- _Work to be completed_:
Search the material for the word "mareas" and report each line where it turns up.

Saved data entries

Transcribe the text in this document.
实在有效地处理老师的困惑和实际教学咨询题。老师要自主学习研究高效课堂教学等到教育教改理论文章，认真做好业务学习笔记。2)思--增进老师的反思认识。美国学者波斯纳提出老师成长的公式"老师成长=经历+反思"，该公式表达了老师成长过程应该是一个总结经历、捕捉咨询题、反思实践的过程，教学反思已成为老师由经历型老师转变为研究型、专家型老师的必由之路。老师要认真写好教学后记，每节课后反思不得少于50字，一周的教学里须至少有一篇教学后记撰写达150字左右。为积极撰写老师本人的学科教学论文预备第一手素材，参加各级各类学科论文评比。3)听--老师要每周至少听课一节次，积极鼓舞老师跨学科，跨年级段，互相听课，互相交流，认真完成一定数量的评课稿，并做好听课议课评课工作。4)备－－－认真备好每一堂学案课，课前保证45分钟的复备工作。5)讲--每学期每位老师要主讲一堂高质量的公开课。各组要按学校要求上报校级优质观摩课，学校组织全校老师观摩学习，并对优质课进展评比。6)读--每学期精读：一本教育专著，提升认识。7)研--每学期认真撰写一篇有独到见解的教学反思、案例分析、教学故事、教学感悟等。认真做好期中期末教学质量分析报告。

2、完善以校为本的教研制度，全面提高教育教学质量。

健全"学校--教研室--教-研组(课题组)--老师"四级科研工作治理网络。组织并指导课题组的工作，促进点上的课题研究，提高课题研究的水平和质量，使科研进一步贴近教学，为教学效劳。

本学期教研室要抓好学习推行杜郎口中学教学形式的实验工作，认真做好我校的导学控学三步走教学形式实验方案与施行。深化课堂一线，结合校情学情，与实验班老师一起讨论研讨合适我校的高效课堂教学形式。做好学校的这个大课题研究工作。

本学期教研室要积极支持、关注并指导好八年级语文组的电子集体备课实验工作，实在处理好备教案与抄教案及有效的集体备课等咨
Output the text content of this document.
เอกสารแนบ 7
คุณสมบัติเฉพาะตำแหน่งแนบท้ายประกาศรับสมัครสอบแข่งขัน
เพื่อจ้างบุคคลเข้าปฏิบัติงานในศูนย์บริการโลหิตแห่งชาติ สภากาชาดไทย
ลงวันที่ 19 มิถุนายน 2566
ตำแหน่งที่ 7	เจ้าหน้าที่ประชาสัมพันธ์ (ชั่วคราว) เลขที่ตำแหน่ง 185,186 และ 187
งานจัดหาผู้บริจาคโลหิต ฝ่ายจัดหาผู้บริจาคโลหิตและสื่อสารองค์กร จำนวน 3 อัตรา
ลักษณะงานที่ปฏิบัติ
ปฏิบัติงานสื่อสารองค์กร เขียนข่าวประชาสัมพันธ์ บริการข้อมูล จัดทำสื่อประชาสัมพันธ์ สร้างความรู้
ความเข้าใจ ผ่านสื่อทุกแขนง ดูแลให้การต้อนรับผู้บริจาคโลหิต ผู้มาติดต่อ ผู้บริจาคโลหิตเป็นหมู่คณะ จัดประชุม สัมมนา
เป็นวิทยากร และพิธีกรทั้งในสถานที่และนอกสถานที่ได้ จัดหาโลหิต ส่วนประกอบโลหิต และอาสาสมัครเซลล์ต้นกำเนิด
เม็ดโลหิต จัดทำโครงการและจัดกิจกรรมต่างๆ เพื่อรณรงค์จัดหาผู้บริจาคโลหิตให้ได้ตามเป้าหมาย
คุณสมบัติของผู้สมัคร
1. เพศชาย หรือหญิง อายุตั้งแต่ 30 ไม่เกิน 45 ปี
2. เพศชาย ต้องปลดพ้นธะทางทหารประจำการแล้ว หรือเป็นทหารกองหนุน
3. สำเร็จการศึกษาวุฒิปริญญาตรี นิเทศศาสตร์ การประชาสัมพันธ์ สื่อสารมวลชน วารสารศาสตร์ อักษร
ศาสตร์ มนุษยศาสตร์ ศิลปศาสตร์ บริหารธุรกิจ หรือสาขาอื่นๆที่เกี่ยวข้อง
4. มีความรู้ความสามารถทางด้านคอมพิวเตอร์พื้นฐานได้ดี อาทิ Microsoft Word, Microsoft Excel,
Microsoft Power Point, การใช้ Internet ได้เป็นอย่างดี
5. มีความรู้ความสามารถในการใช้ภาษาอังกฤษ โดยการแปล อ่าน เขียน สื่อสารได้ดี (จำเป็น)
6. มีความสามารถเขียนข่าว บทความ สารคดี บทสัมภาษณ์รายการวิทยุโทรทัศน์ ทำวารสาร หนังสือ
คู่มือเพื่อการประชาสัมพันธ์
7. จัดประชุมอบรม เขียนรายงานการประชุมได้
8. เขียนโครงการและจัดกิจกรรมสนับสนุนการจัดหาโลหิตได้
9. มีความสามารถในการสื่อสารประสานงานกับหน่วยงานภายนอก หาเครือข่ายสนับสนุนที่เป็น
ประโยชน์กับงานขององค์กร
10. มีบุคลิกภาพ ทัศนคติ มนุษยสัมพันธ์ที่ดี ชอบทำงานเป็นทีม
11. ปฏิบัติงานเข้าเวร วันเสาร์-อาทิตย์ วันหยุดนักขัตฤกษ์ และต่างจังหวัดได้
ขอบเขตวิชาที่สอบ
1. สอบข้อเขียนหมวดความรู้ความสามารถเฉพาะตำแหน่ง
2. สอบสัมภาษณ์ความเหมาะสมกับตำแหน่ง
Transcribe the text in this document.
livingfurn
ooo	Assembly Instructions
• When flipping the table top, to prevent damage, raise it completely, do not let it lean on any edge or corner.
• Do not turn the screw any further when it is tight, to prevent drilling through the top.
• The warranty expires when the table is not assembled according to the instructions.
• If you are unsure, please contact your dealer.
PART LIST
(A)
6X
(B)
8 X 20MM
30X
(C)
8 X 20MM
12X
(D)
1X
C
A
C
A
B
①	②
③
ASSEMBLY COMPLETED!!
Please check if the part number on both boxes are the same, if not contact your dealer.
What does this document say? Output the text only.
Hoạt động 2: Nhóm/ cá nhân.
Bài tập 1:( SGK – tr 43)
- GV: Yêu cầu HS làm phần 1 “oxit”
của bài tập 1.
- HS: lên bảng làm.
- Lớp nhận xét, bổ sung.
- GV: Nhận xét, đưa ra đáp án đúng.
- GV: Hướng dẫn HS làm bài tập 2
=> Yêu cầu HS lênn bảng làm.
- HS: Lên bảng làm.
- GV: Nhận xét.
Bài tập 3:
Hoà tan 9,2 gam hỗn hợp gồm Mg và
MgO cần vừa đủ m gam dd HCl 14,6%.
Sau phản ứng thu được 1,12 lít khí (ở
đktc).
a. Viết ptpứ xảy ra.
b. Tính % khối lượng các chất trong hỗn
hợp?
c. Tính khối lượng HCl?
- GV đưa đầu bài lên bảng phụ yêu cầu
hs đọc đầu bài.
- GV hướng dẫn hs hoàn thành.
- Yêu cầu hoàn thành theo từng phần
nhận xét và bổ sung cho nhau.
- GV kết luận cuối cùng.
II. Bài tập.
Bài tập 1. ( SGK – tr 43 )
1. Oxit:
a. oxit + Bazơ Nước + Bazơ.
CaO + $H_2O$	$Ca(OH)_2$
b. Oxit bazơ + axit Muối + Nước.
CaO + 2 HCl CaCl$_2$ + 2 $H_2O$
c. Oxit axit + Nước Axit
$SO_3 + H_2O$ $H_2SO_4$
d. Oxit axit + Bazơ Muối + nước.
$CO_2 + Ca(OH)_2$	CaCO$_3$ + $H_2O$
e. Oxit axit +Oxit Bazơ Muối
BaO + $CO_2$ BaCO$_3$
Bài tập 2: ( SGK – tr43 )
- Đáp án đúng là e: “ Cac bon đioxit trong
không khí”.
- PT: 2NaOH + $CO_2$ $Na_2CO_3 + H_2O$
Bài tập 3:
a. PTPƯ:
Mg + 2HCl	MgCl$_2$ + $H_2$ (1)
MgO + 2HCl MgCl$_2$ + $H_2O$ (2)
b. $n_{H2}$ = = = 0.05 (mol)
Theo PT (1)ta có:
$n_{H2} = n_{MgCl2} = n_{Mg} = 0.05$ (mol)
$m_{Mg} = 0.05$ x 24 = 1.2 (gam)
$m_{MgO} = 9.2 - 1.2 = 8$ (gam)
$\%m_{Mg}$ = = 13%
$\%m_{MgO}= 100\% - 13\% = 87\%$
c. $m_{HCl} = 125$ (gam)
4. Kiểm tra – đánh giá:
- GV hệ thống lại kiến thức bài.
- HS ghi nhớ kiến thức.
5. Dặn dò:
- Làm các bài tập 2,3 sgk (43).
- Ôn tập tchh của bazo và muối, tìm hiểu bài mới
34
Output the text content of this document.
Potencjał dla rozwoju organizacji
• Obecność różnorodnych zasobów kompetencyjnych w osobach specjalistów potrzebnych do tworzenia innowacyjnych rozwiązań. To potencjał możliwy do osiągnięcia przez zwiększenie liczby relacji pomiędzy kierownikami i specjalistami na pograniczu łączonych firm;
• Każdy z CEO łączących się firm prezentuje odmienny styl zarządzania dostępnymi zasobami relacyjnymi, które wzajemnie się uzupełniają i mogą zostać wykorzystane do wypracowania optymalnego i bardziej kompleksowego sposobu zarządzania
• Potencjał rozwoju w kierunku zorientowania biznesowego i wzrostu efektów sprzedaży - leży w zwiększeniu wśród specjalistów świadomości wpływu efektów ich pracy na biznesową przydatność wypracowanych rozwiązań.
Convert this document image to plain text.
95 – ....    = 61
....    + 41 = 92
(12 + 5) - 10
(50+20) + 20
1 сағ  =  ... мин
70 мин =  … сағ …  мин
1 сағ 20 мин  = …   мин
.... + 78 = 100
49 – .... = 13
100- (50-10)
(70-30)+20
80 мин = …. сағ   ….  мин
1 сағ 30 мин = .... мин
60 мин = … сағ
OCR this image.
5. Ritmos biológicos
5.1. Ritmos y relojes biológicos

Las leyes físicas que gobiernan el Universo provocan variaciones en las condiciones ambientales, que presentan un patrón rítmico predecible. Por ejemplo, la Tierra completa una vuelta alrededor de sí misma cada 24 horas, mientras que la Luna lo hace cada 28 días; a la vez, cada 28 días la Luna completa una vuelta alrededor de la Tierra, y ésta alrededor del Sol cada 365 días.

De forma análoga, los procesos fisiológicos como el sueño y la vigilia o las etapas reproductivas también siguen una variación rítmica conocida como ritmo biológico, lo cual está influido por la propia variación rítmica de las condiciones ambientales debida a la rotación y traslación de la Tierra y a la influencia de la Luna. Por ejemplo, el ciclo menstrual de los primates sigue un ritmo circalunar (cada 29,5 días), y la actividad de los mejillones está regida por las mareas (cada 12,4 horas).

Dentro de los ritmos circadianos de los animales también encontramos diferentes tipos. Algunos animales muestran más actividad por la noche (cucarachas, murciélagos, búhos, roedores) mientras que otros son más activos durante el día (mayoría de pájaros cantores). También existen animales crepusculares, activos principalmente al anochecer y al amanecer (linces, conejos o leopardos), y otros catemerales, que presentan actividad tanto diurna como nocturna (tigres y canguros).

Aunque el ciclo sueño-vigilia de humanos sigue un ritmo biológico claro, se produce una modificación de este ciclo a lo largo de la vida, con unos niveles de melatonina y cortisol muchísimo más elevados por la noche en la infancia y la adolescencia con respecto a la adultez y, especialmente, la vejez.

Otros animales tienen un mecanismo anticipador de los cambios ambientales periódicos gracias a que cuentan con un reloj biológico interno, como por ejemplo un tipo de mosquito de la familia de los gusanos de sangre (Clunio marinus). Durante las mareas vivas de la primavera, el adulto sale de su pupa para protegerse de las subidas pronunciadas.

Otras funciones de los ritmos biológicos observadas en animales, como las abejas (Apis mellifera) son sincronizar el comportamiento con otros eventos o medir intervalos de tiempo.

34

- _Task output_:
De forma análoga, los procesos fisiológicos como el sueño y la vigilia o las etapas reproductivas también siguen una variación rítmica conocida como ritmo biológico, lo cual está influido por la propia variación rítmica de las condiciones ambientales debida a la rotación y traslación de la Tierra y a la influencia de la Luna. Por ejemplo, el ciclo menstrual de los primates sigue un ritmo circalunar (cada 29,5 días), y la actividad de los mejillones está regida por las mareas (cada 12,4 horas).
Otros animales tienen un mecanismo anticipador de los cambios ambientales periódicos gracias a que cuentan con un reloj biológico interno, como por ejemplo un tipo de mosquito de la familia de los gusanos de sangre (Clunio marinus). Durante las mareas vivas de la primavera, el adulto sale de su pupa para protegerse de las subidas pronunciadas.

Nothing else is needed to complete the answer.